EXERCISE DIRECTIONS:
Under this task are some entries; return every one of them exactly.

(Records from a dataset)
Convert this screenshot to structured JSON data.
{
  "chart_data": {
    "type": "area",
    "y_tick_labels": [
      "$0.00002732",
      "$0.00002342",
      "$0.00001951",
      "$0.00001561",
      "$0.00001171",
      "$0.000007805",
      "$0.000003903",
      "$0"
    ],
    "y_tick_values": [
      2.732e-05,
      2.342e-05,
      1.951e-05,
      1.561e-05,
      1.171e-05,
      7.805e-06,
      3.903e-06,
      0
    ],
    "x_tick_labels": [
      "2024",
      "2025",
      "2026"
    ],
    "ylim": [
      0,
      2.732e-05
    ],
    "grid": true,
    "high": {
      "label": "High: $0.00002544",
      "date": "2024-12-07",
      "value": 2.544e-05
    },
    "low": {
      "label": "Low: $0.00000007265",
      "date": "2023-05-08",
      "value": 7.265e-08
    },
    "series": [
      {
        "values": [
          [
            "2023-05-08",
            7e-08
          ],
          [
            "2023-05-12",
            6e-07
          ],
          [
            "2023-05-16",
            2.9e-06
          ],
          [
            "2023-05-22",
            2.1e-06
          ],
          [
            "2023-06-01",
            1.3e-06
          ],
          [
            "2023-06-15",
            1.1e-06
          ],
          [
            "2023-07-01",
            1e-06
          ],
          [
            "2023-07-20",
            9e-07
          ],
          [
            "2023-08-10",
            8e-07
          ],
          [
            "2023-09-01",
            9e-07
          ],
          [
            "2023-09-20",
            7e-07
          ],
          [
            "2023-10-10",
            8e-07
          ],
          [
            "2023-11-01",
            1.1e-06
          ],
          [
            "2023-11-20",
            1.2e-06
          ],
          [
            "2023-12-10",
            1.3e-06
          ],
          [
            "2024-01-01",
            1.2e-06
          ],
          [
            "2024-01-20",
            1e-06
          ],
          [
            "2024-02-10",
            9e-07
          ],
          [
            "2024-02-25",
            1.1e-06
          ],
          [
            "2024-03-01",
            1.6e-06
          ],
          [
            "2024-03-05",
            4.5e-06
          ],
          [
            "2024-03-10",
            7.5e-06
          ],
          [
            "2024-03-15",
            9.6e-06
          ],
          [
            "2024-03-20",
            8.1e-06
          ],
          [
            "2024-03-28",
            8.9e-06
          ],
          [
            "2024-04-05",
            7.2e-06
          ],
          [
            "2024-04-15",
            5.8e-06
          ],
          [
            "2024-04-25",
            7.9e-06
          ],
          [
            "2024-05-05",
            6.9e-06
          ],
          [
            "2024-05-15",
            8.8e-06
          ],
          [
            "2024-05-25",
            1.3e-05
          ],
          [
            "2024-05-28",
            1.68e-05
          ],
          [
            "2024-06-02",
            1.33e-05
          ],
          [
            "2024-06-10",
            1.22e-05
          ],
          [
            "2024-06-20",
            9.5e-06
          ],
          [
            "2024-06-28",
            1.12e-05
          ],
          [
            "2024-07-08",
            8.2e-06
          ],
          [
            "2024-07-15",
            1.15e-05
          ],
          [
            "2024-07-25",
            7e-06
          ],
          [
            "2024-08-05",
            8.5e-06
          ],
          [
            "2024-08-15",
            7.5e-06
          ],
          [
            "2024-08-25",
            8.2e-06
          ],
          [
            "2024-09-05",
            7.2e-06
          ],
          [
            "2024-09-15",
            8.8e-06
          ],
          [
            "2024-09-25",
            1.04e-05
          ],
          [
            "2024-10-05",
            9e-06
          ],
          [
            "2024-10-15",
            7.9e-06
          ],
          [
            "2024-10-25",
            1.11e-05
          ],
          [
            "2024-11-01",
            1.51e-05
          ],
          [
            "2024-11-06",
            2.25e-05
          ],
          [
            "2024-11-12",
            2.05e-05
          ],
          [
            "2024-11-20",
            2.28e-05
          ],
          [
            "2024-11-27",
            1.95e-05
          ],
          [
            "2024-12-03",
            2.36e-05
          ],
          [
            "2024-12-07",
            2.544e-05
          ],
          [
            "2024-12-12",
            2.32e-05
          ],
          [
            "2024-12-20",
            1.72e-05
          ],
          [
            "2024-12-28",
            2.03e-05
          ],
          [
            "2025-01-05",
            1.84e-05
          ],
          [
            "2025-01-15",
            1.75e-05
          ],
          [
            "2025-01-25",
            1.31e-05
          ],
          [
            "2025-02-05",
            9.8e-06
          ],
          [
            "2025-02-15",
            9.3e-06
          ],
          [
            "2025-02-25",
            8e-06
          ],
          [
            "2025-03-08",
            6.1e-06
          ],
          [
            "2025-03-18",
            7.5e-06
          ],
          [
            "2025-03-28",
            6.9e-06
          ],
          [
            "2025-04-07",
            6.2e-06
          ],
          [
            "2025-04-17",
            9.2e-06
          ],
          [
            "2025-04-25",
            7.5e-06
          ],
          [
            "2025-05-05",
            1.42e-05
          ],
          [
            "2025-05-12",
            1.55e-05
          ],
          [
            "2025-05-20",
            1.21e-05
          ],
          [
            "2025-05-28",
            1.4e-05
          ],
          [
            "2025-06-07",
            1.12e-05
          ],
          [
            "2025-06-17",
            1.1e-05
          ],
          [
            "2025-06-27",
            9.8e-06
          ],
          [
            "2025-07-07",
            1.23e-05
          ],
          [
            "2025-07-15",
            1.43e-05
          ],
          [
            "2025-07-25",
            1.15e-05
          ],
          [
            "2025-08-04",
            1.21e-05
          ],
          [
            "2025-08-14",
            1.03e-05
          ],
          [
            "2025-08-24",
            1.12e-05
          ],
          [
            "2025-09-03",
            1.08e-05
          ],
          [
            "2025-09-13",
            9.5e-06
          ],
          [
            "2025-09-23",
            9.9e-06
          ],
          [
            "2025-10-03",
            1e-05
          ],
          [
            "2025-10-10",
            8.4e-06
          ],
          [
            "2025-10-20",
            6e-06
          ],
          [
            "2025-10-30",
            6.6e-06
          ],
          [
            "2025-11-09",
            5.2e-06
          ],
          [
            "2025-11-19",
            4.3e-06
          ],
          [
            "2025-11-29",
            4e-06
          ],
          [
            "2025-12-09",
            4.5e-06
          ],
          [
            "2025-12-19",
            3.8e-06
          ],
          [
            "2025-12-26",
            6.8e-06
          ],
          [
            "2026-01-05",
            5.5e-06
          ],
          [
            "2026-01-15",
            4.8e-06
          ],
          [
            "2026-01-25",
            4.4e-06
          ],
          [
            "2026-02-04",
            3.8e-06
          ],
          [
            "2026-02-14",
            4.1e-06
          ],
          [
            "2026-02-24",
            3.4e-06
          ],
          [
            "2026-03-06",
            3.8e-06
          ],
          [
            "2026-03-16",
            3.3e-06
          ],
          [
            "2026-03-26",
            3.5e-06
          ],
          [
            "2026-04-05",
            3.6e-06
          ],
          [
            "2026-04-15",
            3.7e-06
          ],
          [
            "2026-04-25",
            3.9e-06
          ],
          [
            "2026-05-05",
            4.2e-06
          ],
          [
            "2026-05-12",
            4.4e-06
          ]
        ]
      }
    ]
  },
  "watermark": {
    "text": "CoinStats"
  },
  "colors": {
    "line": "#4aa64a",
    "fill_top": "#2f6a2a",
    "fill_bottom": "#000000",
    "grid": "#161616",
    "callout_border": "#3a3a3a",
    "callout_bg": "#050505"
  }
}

EXERCISE SOLUTION:
Convert this screenshot to structured JSON data.
{
  "chart_data": {
    "type": "area",
    "y_tick_labels": [
      "$0.00002732",
      "$0.00002342",
      "$0.00001951",
      "$0.00001561",
      "$0.00001171",
      "$0.000007805",
      "$0.000003903",
      "$0"
    ],
    "y_tick_values": [
      2.732e-05,
      2.342e-05,
      1.951e-05,
      1.561e-05,
      1.171e-05,
      7.805e-06,
      3.903e-06,
      0
    ],
    "x_tick_labels": [
      "2024",
      "2025",
      "2026"
    ],
    "ylim": [
      0,
      2.732e-05
    ],
    "grid": true,
    "high": {
      "label": "High: $0.00002544",
      "date": "2024-12-07",
      "value": 2.544e-05
    },
    "low": {
      "label": "Low: $0.00000007265",
      "date": "2023-05-08",
      "value": 7.265e-08
    },
    "series": [
      {
        "values": [
          [
            "2023-05-08",
            7e-08
          ],
          [
            "2023-05-12",
            6e-07
          ],
          [
            "2023-05-16",
            2.9e-06
          ],
          [
            "2023-05-22",
            2.1e-06
          ],
          [
            "2023-06-01",
            1.3e-06
          ],
          [
            "2023-06-15",
            1.1e-06
          ],
          [
            "2023-07-01",
            1e-06
          ],
          [
            "2023-07-20",
            9e-07
          ],
          [
            "2023-08-10",
            8e-07
          ],
          [
            "2023-09-01",
            9e-07
          ],
          [
            "2023-09-20",
            7e-07
          ],
          [
            "2023-10-10",
            8e-07
          ],
          [
            "2023-11-01",
            1.1e-06
          ],
          [
            "2023-11-20",
            1.2e-06
          ],
          [
            "2023-12-10",
            1.3e-06
          ],
          [
            "2024-01-01",
            1.2e-06
          ],
          [
            "2024-01-20",
            1e-06
          ],
          [
            "2024-02-10",
            9e-07
          ],
          [
            "2024-02-25",
            1.1e-06
          ],
          [
            "2024-03-01",
            1.6e-06
          ],
          [
            "2024-03-05",
            4.5e-06
          ],
          [
            "2024-03-10",
            7.5e-06
          ],
          [
            "2024-03-15",
            9.6e-06
          ],
          [
            "2024-03-20",
            8.1e-06
          ],
          [
            "2024-03-28",
            8.9e-06
          ],
          [
            "2024-04-05",
            7.2e-06
          ],
          [
            "2024-04-15",
            5.8e-06
          ],
          [
            "2024-04-25",
            7.9e-06
          ],
          [
            "2024-05-05",
            6.9e-06
          ],
          [
            "2024-05-15",
            8.8e-06
          ],
          [
            "2024-05-25",
            1.3e-05
          ],
          [
            "2024-05-28",
            1.68e-05
          ],
          [
            "2024-06-02",
            1.33e-05
          ],
          [
            "2024-06-10",
            1.22e-05
          ],
          [
            "2024-06-20",
            9.5e-06
          ],
          [
            "2024-06-28",
            1.12e-05
          ],
          [
            "2024-07-08",
            8.2e-06
          ],
          [
            "2024-07-15",
            1.15e-05
          ],
          [
            "2024-07-25",
            7e-06
          ],
          [
            "2024-08-05",
            8.5e-06
          ],
          [
            "2024-08-15",
            7.5e-06
          ],
          [
            "2024-08-25",
            8.2e-06
          ],
          [
            "2024-09-05",
            7.2e-06
          ],
          [
            "2024-09-15",
            8.8e-06
          ],
          [
            "2024-09-25",
            1.04e-05
          ],
          [
            "2024-10-05",
            9e-06
          ],
          [
            "2024-10-15",
            7.9e-06
          ],
          [
            "2024-10-25",
            1.11e-05
          ],
          [
            "2024-11-01",
            1.51e-05
          ],
          [
            "2024-11-06",
            2.25e-05
          ],
          [
            "2024-11-12",
            2.05e-05
          ],
          [
            "2024-11-20",
            2.28e-05
          ],
          [
            "2024-11-27",
            1.95e-05
          ],
          [
            "2024-12-03",
            2.36e-05
          ],
          [
            "2024-12-07",
            2.544e-05
          ],
          [
            "2024-12-12",
            2.32e-05
          ],
          [
            "2024-12-20",
            1.72e-05
          ],
          [
            "2024-12-28",
            2.03e-05
          ],
          [
            "2025-01-05",
            1.84e-05
          ],
          [
            "2025-01-15",
            1.75e-05
          ],
          [
            "2025-01-25",
            1.31e-05
          ],
          [
            "2025-02-05",
            9.8e-06
          ],
          [
            "2025-02-15",
            9.3e-06
          ],
          [
            "2025-02-25",
            8e-06
          ],
          [
            "2025-03-08",
            6.1e-06
          ],
          [
            "2025-03-18",
            7.5e-06
          ],
          [
            "2025-03-28",
            6.9e-06
          ],
          [
            "2025-04-07",
            6.2e-06
          ],
          [
            "2025-04-17",
            9.2e-06
          ],
          [
            "2025-04-25",
            7.5e-06
          ],
          [
            "2025-05-05",
            1.42e-05
          ],
          [
            "2025-05-12",
            1.55e-05
          ],
          [
            "2025-05-20",
            1.21e-05
          ],
          [
            "2025-05-28",
            1.4e-05
          ],
          [
            "2025-06-07",
            1.12e-05
          ],
          [
            "2025-06-17",
            1.1e-05
          ],
          [
            "2025-06-27",
            9.8e-06
          ],
          [
            "2025-07-07",
            1.23e-05
          ],
          [
            "2025-07-15",
            1.43e-05
          ],
          [
            "2025-07-25",
            1.15e-05
          ],
          [
            "2025-08-04",
            1.21e-05
          ],
          [
            "2025-08-14",
            1.03e-05
          ],
          [
            "2025-08-24",
            1.12e-05
          ],
          [
            "2025-09-03",
            1.08e-05
          ],
          [
            "2025-09-13",
            9.5e-06
          ],
          [
            "2025-09-23",
            9.9e-06
          ],
          [
            "2025-10-03",
            1e-05
          ],
          [
            "2025-10-10",
            8.4e-06
          ],
          [
            "2025-10-20",
            6e-06
          ],
          [
            "2025-10-30",
            6.6e-06
          ],
          [
            "2025-11-09",
            5.2e-06
          ],
          [
            "2025-11-19",
            4.3e-06
          ],
          [
            "2025-11-29",
            4e-06
          ],
          [
            "2025-12-09",
            4.5e-06
          ],
          [
            "2025-12-19",
            3.8e-06
          ],
          [
            "2025-12-26",
            6.8e-06
          ],
          [
            "2026-01-05",
            5.5e-06
          ],
          [
            "2026-01-15",
            4.8e-06
          ],
          [
            "2026-01-25",
            4.4e-06
          ],
          [
            "2026-02-04",
            3.8e-06
          ],
          [
            "2026-02-14",
            4.1e-06
          ],
          [
            "2026-02-24",
            3.4e-06
          ],
          [
            "2026-03-06",
            3.8e-06
          ],
          [
            "2026-03-16",
            3.3e-06
          ],
          [
            "2026-03-26",
            3.5e-06
          ],
          [
            "2026-04-05",
            3.6e-06
          ],
          [
            "2026-04-15",
            3.7e-06
          ],
          [
            "2026-04-25",
            3.9e-06
          ],
          [
            "2026-05-05",
            4.2e-06
          ],
          [
            "2026-05-12",
            4.4e-06
          ]
        ]
      }
    ]
  },
  "watermark": {
    "text": "CoinStats"
  },
  "colors": {
    "line": "#4aa64a",
    "fill_top": "#2f6a2a",
    "fill_bottom": "#000000",
    "grid": "#161616",
    "callout_border": "#3a3a3a",
    "callout_bg": "#050505"
  }
}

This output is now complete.